GIVEN PROBLEM -
Produce a word-for-word copy of the listing below without its pictures.

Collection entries
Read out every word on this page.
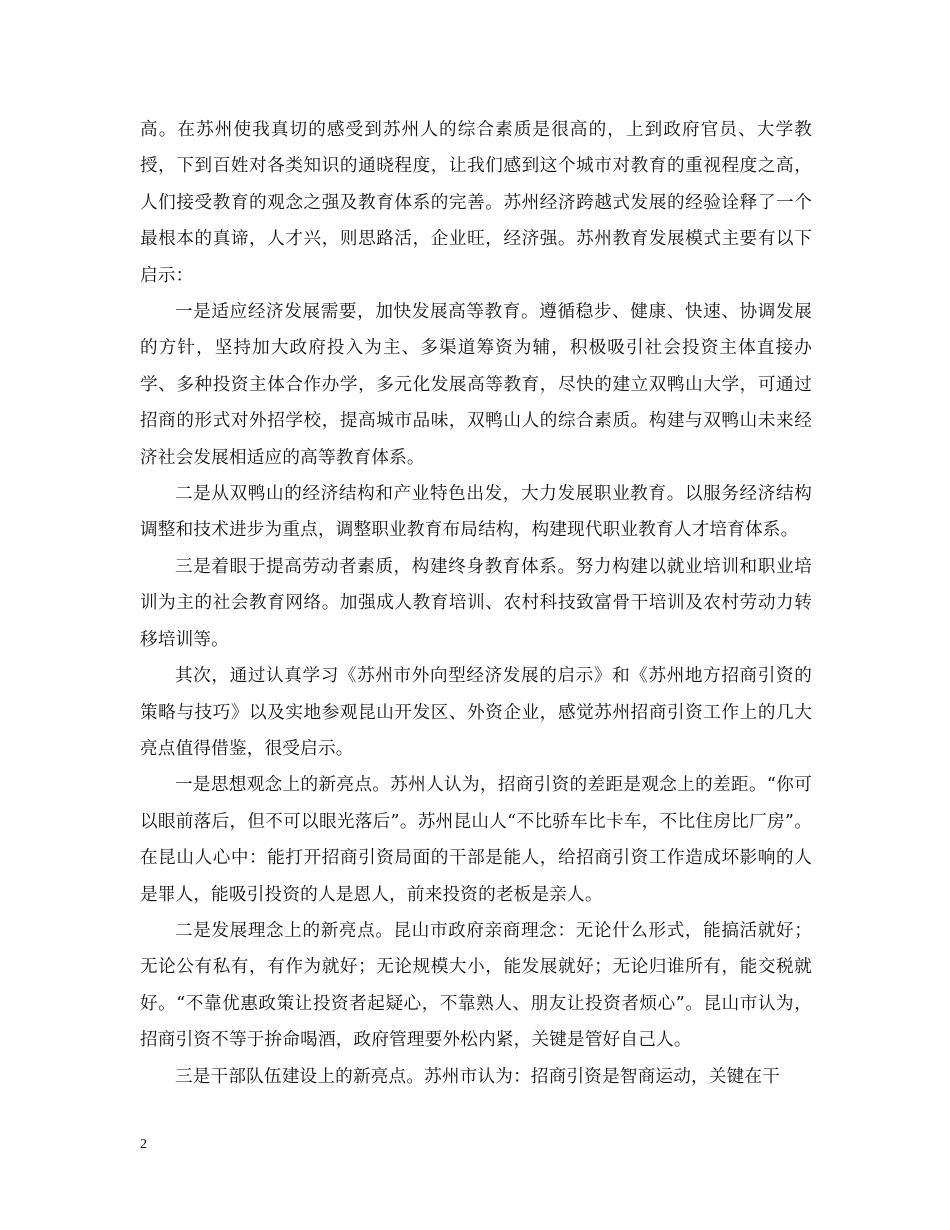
高。在苏州使我真切的感受到苏州人的综合素质是很高的，上到政府官员、大学教授，下到百姓对各类知识的通晓程度，让我们感到这个城市对教育的重视程度之高，人们接受教育的观念之强及教育体系的完善。苏州经济跨越式发展的经验诠释了一个最根本的真谛，人才兴，则思路活，企业旺，经济强。苏州教育发展模式主要有以下启示：

一是适应经济发展需要，加快发展高等教育。遵循稳步、健康、快速、协调发展的方针，坚持加大政府投入为主、多渠道筹资为辅，积极吸引社会投资主体直接办学、多种投资主体合作办学，多元化发展高等教育，尽快的建立双鸭山大学，可通过招商的形式对外招学校，提高城市品味，双鸭山人的综合素质。构建与双鸭山未来经济社会发展相适应的高等教育体系。

二是从双鸭山的经济结构和产业特色出发，大力发展职业教育。以服务经济结构调整和技术进步为重点，调整职业教育布局结构，构建现代职业教育人才培育体系。

三是着眼于提高劳动者素质，构建终身教育体系。努力构建以就业培训和职业培训为主的社会教育网络。加强成人教育培训、农村科技致富骨干培训及农村劳动力转移培训等。

其次，通过认真学习《苏州市外向型经济发展的启示》和《苏州地方招商引资的策略与技巧》以及实地参观昆山开发区、外资企业，感觉苏州招商引资工作上的几大亮点值得借鉴，很受启示。

一是思想观念上的新亮点。苏州人认为，招商引资的差距是观念上的差距。“你可以眼前落后，但不可以眼光落后”。苏州昆山人“不比骄车比卡车，不比住房比厂房”。在昆山人心中：能打开招商引资局面的干部是能人，给招商引资工作造成坏影响的人是罪人，能吸引投资的人是恩人，前来投资的老板是亲人。

二是发展理念上的新亮点。昆山市政府亲商理念：无论什么形式，能搞活就好；无论公有私有，有作为就好；无论规模大小，能发展就好；无论归谁所有，能交税就好。“不靠优惠政策让投资者起疑心，不靠熟人、朋友让投资者烦心”。昆山市认为，招商引资不等于拚命喝酒，政府管理要外松内紧，关键是管好自己人。

三是干部队伍建设上的新亮点。苏州市认为：招商引资是智商运动，关键在干

2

TASK RESULT -
Read out every word on this page.
高。在苏州使我真切的感受到苏州人的综合素质是很高的，上到政府官员、大学教授，下到百姓对各类知识的通晓程度，让我们感到这个城市对教育的重视程度之高，人们接受教育的观念之强及教育体系的完善。苏州经济跨越式发展的经验诠释了一个最根本的真谛，人才兴，则思路活，企业旺，经济强。苏州教育发展模式主要有以下启示：

一是适应经济发展需要，加快发展高等教育。遵循稳步、健康、快速、协调发展的方针，坚持加大政府投入为主、多渠道筹资为辅，积极吸引社会投资主体直接办学、多种投资主体合作办学，多元化发展高等教育，尽快的建立双鸭山大学，可通过招商的形式对外招学校，提高城市品味，双鸭山人的综合素质。构建与双鸭山未来经济社会发展相适应的高等教育体系。

二是从双鸭山的经济结构和产业特色出发，大力发展职业教育。以服务经济结构调整和技术进步为重点，调整职业教育布局结构，构建现代职业教育人才培育体系。

三是着眼于提高劳动者素质，构建终身教育体系。努力构建以就业培训和职业培训为主的社会教育网络。加强成人教育培训、农村科技致富骨干培训及农村劳动力转移培训等。

其次，通过认真学习《苏州市外向型经济发展的启示》和《苏州地方招商引资的策略与技巧》以及实地参观昆山开发区、外资企业，感觉苏州招商引资工作上的几大亮点值得借鉴，很受启示。

一是思想观念上的新亮点。苏州人认为，招商引资的差距是观念上的差距。“你可以眼前落后，但不可以眼光落后”。苏州昆山人“不比骄车比卡车，不比住房比厂房”。在昆山人心中：能打开招商引资局面的干部是能人，给招商引资工作造成坏影响的人是罪人，能吸引投资的人是恩人，前来投资的老板是亲人。

二是发展理念上的新亮点。昆山市政府亲商理念：无论什么形式，能搞活就好；无论公有私有，有作为就好；无论规模大小，能发展就好；无论归谁所有，能交税就好。“不靠优惠政策让投资者起疑心，不靠熟人、朋友让投资者烦心”。昆山市认为，招商引资不等于拚命喝酒，政府管理要外松内紧，关键是管好自己人。

三是干部队伍建设上的新亮点。苏州市认为：招商引资是智商运动，关键在干

2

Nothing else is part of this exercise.